* _Task input_

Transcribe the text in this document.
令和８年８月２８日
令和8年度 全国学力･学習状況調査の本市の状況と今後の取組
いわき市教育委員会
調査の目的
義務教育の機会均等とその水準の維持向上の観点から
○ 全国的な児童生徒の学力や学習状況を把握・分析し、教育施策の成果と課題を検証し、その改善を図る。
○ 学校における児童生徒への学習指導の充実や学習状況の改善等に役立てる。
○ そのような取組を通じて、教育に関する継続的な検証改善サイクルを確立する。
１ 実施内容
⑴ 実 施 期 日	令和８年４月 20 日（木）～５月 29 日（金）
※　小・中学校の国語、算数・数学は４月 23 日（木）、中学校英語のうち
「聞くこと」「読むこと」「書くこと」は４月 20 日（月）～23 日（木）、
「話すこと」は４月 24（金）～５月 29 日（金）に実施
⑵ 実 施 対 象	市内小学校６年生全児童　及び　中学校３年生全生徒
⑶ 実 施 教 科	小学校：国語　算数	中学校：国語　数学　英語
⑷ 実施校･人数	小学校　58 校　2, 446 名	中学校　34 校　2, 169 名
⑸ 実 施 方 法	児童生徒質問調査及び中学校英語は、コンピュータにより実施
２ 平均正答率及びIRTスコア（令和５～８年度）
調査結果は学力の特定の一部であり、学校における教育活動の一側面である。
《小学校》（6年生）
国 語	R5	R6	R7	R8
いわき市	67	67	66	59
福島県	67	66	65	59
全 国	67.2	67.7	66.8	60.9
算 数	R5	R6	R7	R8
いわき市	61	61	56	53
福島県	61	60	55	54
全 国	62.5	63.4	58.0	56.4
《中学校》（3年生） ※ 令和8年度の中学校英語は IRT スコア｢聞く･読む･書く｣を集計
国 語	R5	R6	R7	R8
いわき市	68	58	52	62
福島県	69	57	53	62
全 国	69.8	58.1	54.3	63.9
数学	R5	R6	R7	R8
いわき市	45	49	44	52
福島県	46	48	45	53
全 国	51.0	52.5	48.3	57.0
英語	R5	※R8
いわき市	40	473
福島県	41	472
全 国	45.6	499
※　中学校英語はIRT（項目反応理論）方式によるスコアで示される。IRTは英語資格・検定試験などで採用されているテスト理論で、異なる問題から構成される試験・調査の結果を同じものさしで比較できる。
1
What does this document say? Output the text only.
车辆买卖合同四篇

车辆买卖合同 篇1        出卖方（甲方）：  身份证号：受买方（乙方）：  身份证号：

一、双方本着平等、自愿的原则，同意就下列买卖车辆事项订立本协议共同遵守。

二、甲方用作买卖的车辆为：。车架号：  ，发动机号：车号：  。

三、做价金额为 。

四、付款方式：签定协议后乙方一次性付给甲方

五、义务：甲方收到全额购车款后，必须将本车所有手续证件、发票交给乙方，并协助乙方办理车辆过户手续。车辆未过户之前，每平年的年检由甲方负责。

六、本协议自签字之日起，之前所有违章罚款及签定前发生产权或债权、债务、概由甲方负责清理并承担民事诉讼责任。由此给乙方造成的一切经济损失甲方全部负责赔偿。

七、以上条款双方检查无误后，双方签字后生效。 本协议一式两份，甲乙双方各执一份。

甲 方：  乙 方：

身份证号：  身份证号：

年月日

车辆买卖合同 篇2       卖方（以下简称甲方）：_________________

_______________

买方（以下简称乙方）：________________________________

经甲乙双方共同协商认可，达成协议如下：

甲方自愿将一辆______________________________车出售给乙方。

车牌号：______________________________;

* _Your objective_
Find the line with "What does this" in the listing above, then write out that line and each remaining line exactly, with no other text.

* _Result of this task_
What does this document say? Output the text only.
车辆买卖合同四篇

车辆买卖合同 篇1        出卖方（甲方）：  身份证号：受买方（乙方）：  身份证号：

一、双方本着平等、自愿的原则，同意就下列买卖车辆事项订立本协议共同遵守。

二、甲方用作买卖的车辆为：。车架号：  ，发动机号：车号：  。

三、做价金额为 。

四、付款方式：签定协议后乙方一次性付给甲方

五、义务：甲方收到全额购车款后，必须将本车所有手续证件、发票交给乙方，并协助乙方办理车辆过户手续。车辆未过户之前，每平年的年检由甲方负责。

六、本协议自签字之日起，之前所有违章罚款及签定前发生产权或债权、债务、概由甲方负责清理并承担民事诉讼责任。由此给乙方造成的一切经济损失甲方全部负责赔偿。

七、以上条款双方检查无误后，双方签字后生效。 本协议一式两份，甲乙双方各执一份。

甲 方：  乙 方：

身份证号：  身份证号：

年月日

车辆买卖合同 篇2       卖方（以下简称甲方）：_________________

_______________

买方（以下简称乙方）：________________________________

经甲乙双方共同协商认可，达成协议如下：

甲方自愿将一辆______________________________车出售给乙方。

车牌号：______________________________;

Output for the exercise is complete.